## [DIRECTIONS]
Determine the number of lines in the data that include the word "refseq", and write only that number.

## [RECORDED INFORMATION]
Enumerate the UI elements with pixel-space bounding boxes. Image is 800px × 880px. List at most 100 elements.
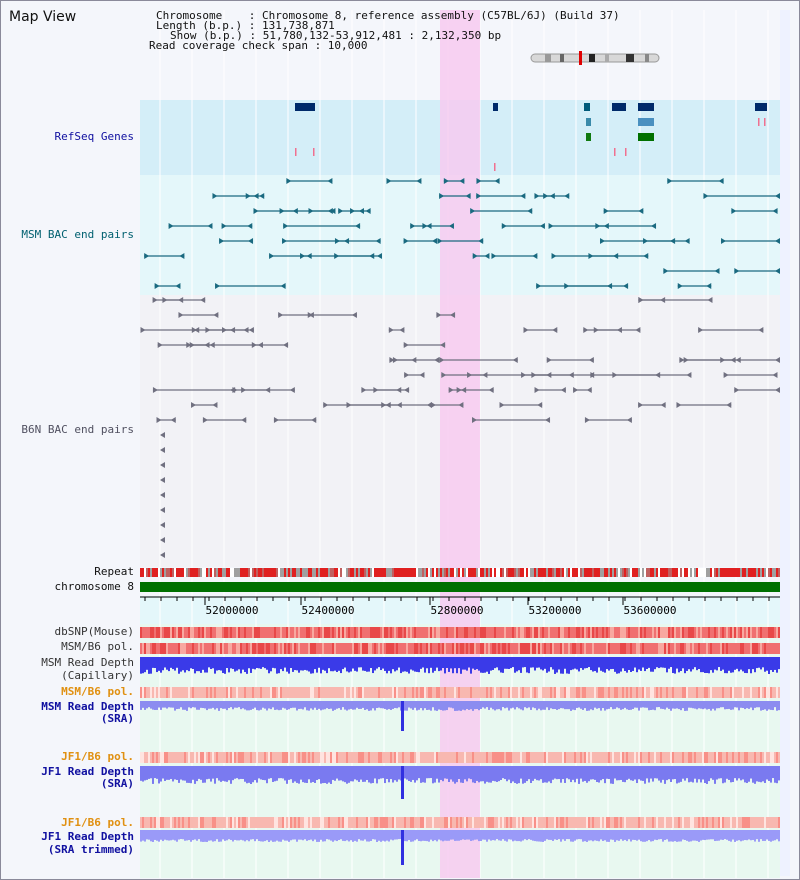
heat-cell [156,817,158,828]
heat-cell [482,643,484,654]
repeat-seg [224,568,226,577]
depth-bar [272,830,274,842]
depth-bar [760,657,762,670]
label-refseq[interactable]: RefSeq Genes [54,130,134,143]
depth-bar [730,766,732,783]
depth-bar [284,830,286,841]
heat-cell [502,687,504,698]
repeat-seg [326,568,328,577]
heat-cell [402,752,404,763]
repeat-seg [262,568,264,577]
heat-cell [428,752,430,763]
heat-cell [648,627,650,638]
heat-cell [140,643,142,654]
heat-cell [514,687,516,698]
depth-bar [430,701,432,711]
heat-cell [668,752,670,763]
depth-bar [764,830,766,841]
heat-cell [158,687,160,698]
depth-bar [358,766,360,782]
label-msm-b6-pol-2[interactable]: MSM/B6 pol. [61,685,134,698]
heat-cell [520,752,522,763]
heat-cell [470,627,472,638]
heat-cell [466,752,468,763]
depth-bar [280,657,282,670]
heat-cell [530,687,532,698]
depth-bar [592,701,594,711]
label-msm-b6-pol[interactable]: MSM/B6 pol. [61,640,134,653]
repeat-seg [308,568,310,577]
heat-cell [512,643,514,654]
heat-cell [608,752,610,763]
depth-bar [160,830,162,840]
depth-bar [382,766,384,779]
heat-cell [320,627,322,638]
heat-cell [200,817,202,828]
label-msm-depth-cap-1[interactable]: MSM Read Depth [41,656,134,669]
depth-bar [778,701,780,711]
msm-bac-pairs[interactable] [144,178,780,289]
label-msm-depth-sra-1[interactable]: MSM Read Depth [41,700,134,713]
label-dbsnp[interactable]: dbSNP(Mouse) [54,625,134,638]
heat-cell [718,817,720,828]
refseq-genes[interactable] [295,103,767,171]
heat-cell [298,687,300,698]
depth-bar [386,830,388,841]
heat-cell [730,627,732,638]
depth-bar [514,657,516,673]
label-jf1-depth-1[interactable]: JF1 Read Depth [41,765,134,778]
heat-cell [556,687,558,698]
heat-cell [368,687,370,698]
heat-cell [756,627,758,638]
heat-cell [556,752,558,763]
label-jf1-pol[interactable]: JF1/B6 pol. [61,750,134,763]
heat-cell [592,643,594,654]
heat-cell [330,687,332,698]
depth-bar [616,657,618,674]
bac-end [282,238,288,244]
chromosome-bar [140,582,780,592]
heat-cell [758,817,760,828]
depth-bar [278,701,280,711]
heat-cell [408,627,410,638]
repeat-seg [448,568,450,577]
heat-cell [398,817,400,828]
depth-bar [760,830,762,840]
heat-cell [200,752,202,763]
heat-cell [640,643,642,654]
repeat-seg [736,568,738,577]
depth-bar [630,657,632,672]
depth-bar [194,657,196,674]
b6n-bac-pairs[interactable] [140,297,780,558]
heat-cell [434,817,436,828]
heat-cell [482,687,484,698]
label-jf1-pol-2[interactable]: JF1/B6 pol. [61,816,134,829]
heat-cell [778,752,780,763]
depth-bar [680,766,682,782]
repeat-seg [302,568,304,577]
heat-cell [590,627,592,638]
depth-bar [420,766,422,783]
heat-cell [216,752,218,763]
depth-bar [252,830,254,840]
heat-cell [258,752,260,763]
label-b6n-bac[interactable]: B6N BAC end pairs [21,423,134,436]
repeat-seg [720,568,722,577]
heat-cell [300,687,302,698]
repeat-seg [214,568,216,577]
depth-bar [222,830,224,840]
depth-bar [286,657,288,672]
depth-bar [550,830,552,840]
depth-bar [576,701,578,708]
heat-cell [684,687,686,698]
heat-cell [606,627,608,638]
heat-cell [620,627,622,638]
repeat-seg [716,568,718,577]
gene-feature [586,133,591,141]
label-jf1-trim-1[interactable]: JF1 Read Depth [41,830,134,843]
label-msm-bac[interactable]: MSM BAC end pairs [21,228,134,241]
heat-cell [776,817,778,828]
depth-bar [368,830,370,842]
depth-bar [546,657,548,673]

## [EXERCISE SOLUTION]
2